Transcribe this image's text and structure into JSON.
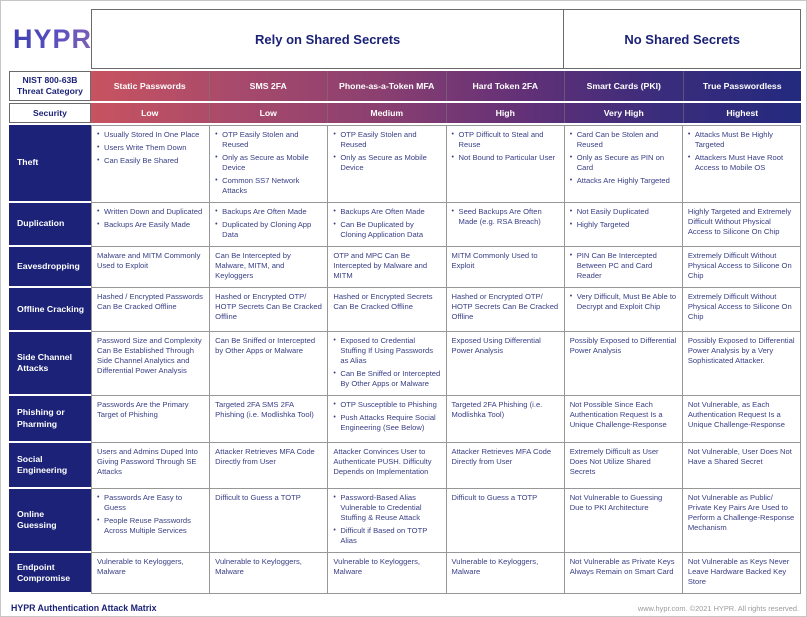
{
  "brand": {
    "logo_text": "HYPR"
  },
  "table": {
    "groups": [
      {
        "label": "Rely on Shared Secrets",
        "span": 4
      },
      {
        "label": "No Shared Secrets",
        "span": 2
      }
    ],
    "corner": {
      "threat_category": "NIST 800-63B Threat Category",
      "security": "Security"
    },
    "columns": [
      {
        "name": "Static Passwords",
        "security": "Low"
      },
      {
        "name": "SMS 2FA",
        "security": "Low"
      },
      {
        "name": "Phone-as-a-Token MFA",
        "security": "Medium"
      },
      {
        "name": "Hard Token 2FA",
        "security": "High"
      },
      {
        "name": "Smart Cards (PKI)",
        "security": "Very High"
      },
      {
        "name": "True Passwordless",
        "security": "Highest"
      }
    ],
    "rows": [
      {
        "label": "Theft",
        "cells": [
          {
            "bulleted": true,
            "items": [
              "Usually Stored In One Place",
              "Users Write Them Down",
              "Can Easily Be Shared"
            ]
          },
          {
            "bulleted": true,
            "items": [
              "OTP Easily Stolen and Reused",
              "Only as Secure as Mobile Device",
              "Common SS7 Network Attacks"
            ]
          },
          {
            "bulleted": true,
            "items": [
              "OTP Easily Stolen and Reused",
              "Only as Secure as Mobile Device"
            ]
          },
          {
            "bulleted": true,
            "items": [
              "OTP Difficult to Steal and Reuse",
              "Not Bound to Particular User"
            ]
          },
          {
            "bulleted": true,
            "items": [
              "Card Can be Stolen and Reused",
              "Only as Secure as PIN on Card",
              "Attacks Are Highly Targeted"
            ]
          },
          {
            "bulleted": true,
            "items": [
              "Attacks Must Be Highly Targeted",
              "Attackers Must Have Root Access to Mobile OS"
            ]
          }
        ]
      },
      {
        "label": "Duplication",
        "cells": [
          {
            "bulleted": true,
            "items": [
              "Written Down and Duplicated",
              "Backups Are Easily Made"
            ]
          },
          {
            "bulleted": true,
            "items": [
              "Backups Are Often Made",
              "Duplicated by Cloning App Data"
            ]
          },
          {
            "bulleted": true,
            "items": [
              "Backups Are Often Made",
              "Can Be Duplicated by Cloning Application Data"
            ]
          },
          {
            "bulleted": true,
            "items": [
              "Seed Backups Are Often Made (e.g. RSA Breach)"
            ]
          },
          {
            "bulleted": true,
            "items": [
              "Not Easily Duplicated",
              "Highly Targeted"
            ]
          },
          {
            "bulleted": false,
            "items": [
              "Highly Targeted and Extremely Difficult Without Physical Access to Silicone On Chip"
            ]
          }
        ]
      },
      {
        "label": "Eavesdropping",
        "cells": [
          {
            "bulleted": false,
            "items": [
              "Malware and MITM Commonly Used to Exploit"
            ]
          },
          {
            "bulleted": false,
            "items": [
              "Can Be Intercepted by Malware, MITM, and Keyloggers"
            ]
          },
          {
            "bulleted": false,
            "items": [
              "OTP and MPC Can Be Intercepted by Malware and MITM"
            ]
          },
          {
            "bulleted": false,
            "items": [
              "MITM Commonly Used to Exploit"
            ]
          },
          {
            "bulleted": true,
            "items": [
              "PIN Can Be Intercepted Between PC and Card Reader"
            ]
          },
          {
            "bulleted": false,
            "items": [
              "Extremely Difficult Without Physical Access to Silicone On Chip"
            ]
          }
        ]
      },
      {
        "label": "Offline Cracking",
        "cells": [
          {
            "bulleted": false,
            "items": [
              "Hashed / Encrypted Passwords Can Be Cracked Offline"
            ]
          },
          {
            "bulleted": false,
            "items": [
              "Hashed or Encrypted OTP/ HOTP Secrets Can Be Cracked Offline"
            ]
          },
          {
            "bulleted": false,
            "items": [
              "Hashed or Encrypted Secrets Can Be Cracked Offline"
            ]
          },
          {
            "bulleted": false,
            "items": [
              "Hashed or Encrypted OTP/ HOTP Secrets Can Be Cracked Offline"
            ]
          },
          {
            "bulleted": true,
            "items": [
              "Very Difficult, Must Be Able to Decrypt and Exploit Chip"
            ]
          },
          {
            "bulleted": false,
            "items": [
              "Extremely Difficult Without Physical Access to Silicone On Chip"
            ]
          }
        ]
      },
      {
        "label": "Side Channel Attacks",
        "cells": [
          {
            "bulleted": false,
            "items": [
              "Password Size and Complexity Can Be Established Through Side Channel Analytics and Differential Power Analysis"
            ]
          },
          {
            "bulleted": false,
            "items": [
              "Can Be Sniffed or Intercepted by Other Apps or Malware"
            ]
          },
          {
            "bulleted": true,
            "items": [
              "Exposed to Credential Stuffing If Using Passwords as Alias",
              "Can Be Sniffed or Intercepted By Other Apps or Malware"
            ]
          },
          {
            "bulleted": false,
            "items": [
              "Exposed Using Differential Power Analysis"
            ]
          },
          {
            "bulleted": false,
            "items": [
              "Possibly Exposed to Differential Power Analysis"
            ]
          },
          {
            "bulleted": false,
            "items": [
              "Possibly Exposed to Differential Power Analysis by a Very Sophisticated Attacker."
            ]
          }
        ]
      },
      {
        "label": "Phishing or Pharming",
        "cells": [
          {
            "bulleted": false,
            "items": [
              "Passwords Are the Primary Target of Phishing"
            ]
          },
          {
            "bulleted": false,
            "items": [
              "Targeted 2FA SMS 2FA Phishing (i.e. Modlishka Tool)"
            ]
          },
          {
            "bulleted": true,
            "items": [
              "OTP Susceptible to Phishing",
              "Push Attacks Require Social Engineering (See Below)"
            ]
          },
          {
            "bulleted": false,
            "items": [
              "Targeted 2FA Phishing (i.e. Modlishka Tool)"
            ]
          },
          {
            "bulleted": false,
            "items": [
              "Not Possible Since Each Authentication Request Is a Unique Challenge-Response"
            ]
          },
          {
            "bulleted": false,
            "items": [
              "Not Vulnerable, as Each Authentication Request Is a Unique Challenge-Response"
            ]
          }
        ]
      },
      {
        "label": "Social Engineering",
        "cells": [
          {
            "bulleted": false,
            "items": [
              "Users and Admins Duped Into Giving Password Through SE Attacks"
            ]
          },
          {
            "bulleted": false,
            "items": [
              "Attacker Retrieves MFA Code Directly from User"
            ]
          },
          {
            "bulleted": false,
            "items": [
              "Attacker Convinces User to Authenticate PUSH. Difficulty Depends on Implementation"
            ]
          },
          {
            "bulleted": false,
            "items": [
              "Attacker Retrieves MFA Code Directly from User"
            ]
          },
          {
            "bulleted": false,
            "items": [
              "Extremely Difficult as User Does Not Utilize Shared Secrets"
            ]
          },
          {
            "bulleted": false,
            "items": [
              "Not Vulnerable, User Does Not Have a Shared Secret"
            ]
          }
        ]
      },
      {
        "label": "Online Guessing",
        "cells": [
          {
            "bulleted": true,
            "items": [
              "Passwords Are Easy to Guess",
              "People Reuse Passwords Across Multiple Services"
            ]
          },
          {
            "bulleted": false,
            "items": [
              "Difficult to Guess a TOTP"
            ]
          },
          {
            "bulleted": true,
            "items": [
              "Password-Based Alias Vulnerable to Credential Stuffing & Reuse Attack",
              "Difficult if Based on TOTP Alias"
            ]
          },
          {
            "bulleted": false,
            "items": [
              "Difficult to Guess a TOTP"
            ]
          },
          {
            "bulleted": false,
            "items": [
              "Not Vulnerable to Guessing Due to PKI Architecture"
            ]
          },
          {
            "bulleted": false,
            "items": [
              "Not Vulnerable as Public/ Private Key Pairs Are Used to Perform a Challenge-Response Mechanism"
            ]
          }
        ]
      },
      {
        "label": "Endpoint Compromise",
        "cells": [
          {
            "bulleted": false,
            "items": [
              "Vulnerable to Keyloggers, Malware"
            ]
          },
          {
            "bulleted": false,
            "items": [
              "Vulnerable to Keyloggers, Malware"
            ]
          },
          {
            "bulleted": false,
            "items": [
              "Vulnerable to Keyloggers, Malware"
            ]
          },
          {
            "bulleted": false,
            "items": [
              "Vulnerable to Keyloggers, Malware"
            ]
          },
          {
            "bulleted": false,
            "items": [
              "Not Vulnerable as Private Keys Always Remain on Smart Card"
            ]
          },
          {
            "bulleted": false,
            "items": [
              "Not Vulnerable as Keys Never Leave Hardware Backed Key Store"
            ]
          }
        ]
      }
    ]
  },
  "footer": {
    "title": "HYPR Authentication Attack Matrix",
    "copyright": "www.hypr.com. ©2021 HYPR. All rights reserved."
  },
  "colors": {
    "navy": "#1b2277",
    "gradient_start": "#c85360",
    "gradient_end": "#232a7e",
    "body_text": "#3a4086",
    "border_gray": "#979797"
  }
}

**Requirement:** From the data above, copy each line that has the string "Private".

**Written solution:**
              "Not Vulnerable as Public/ Private Key Pairs Are Used to Perform a Challenge-Response Mechanism"
              "Not Vulnerable as Private Keys Always Remain on Smart Card"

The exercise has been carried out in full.